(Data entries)
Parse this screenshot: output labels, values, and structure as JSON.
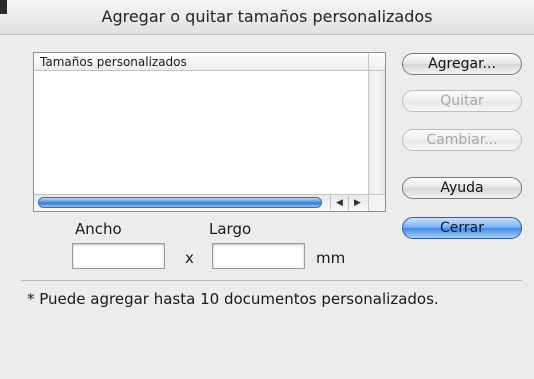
{
  "window": {
    "title": "Agregar o quitar tamaños personalizados"
  },
  "list": {
    "header": "Tamaños personalizados",
    "items": [],
    "hscroll_arrows": [
      "◀",
      "▶"
    ]
  },
  "buttons": {
    "add": "Agregar...",
    "remove": "Quitar",
    "change": "Cambiar...",
    "help": "Ayuda",
    "close": "Cerrar"
  },
  "size": {
    "width_label": "Ancho",
    "height_label": "Largo",
    "separator": "x",
    "unit": "mm",
    "width_value": "",
    "height_value": ""
  },
  "note": "* Puede agregar hasta 10 documentos personalizados.",
  "colors": {
    "default_button": "#3f88e6",
    "scroll_thumb": "#4f8fdc"
  }
}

> [Exercise instructions] Print all the records again exactly; do not include any picture.

> [Task solution]
Parse this screenshot: output labels, values, and structure as JSON.
{
  "window": {
    "title": "Agregar o quitar tamaños personalizados"
  },
  "list": {
    "header": "Tamaños personalizados",
    "items": [],
    "hscroll_arrows": [
      "◀",
      "▶"
    ]
  },
  "buttons": {
    "add": "Agregar...",
    "remove": "Quitar",
    "change": "Cambiar...",
    "help": "Ayuda",
    "close": "Cerrar"
  },
  "size": {
    "width_label": "Ancho",
    "height_label": "Largo",
    "separator": "x",
    "unit": "mm",
    "width_value": "",
    "height_value": ""
  },
  "note": "* Puede agregar hasta 10 documentos personalizados.",
  "colors": {
    "default_button": "#3f88e6",
    "scroll_thumb": "#4f8fdc"
  }
}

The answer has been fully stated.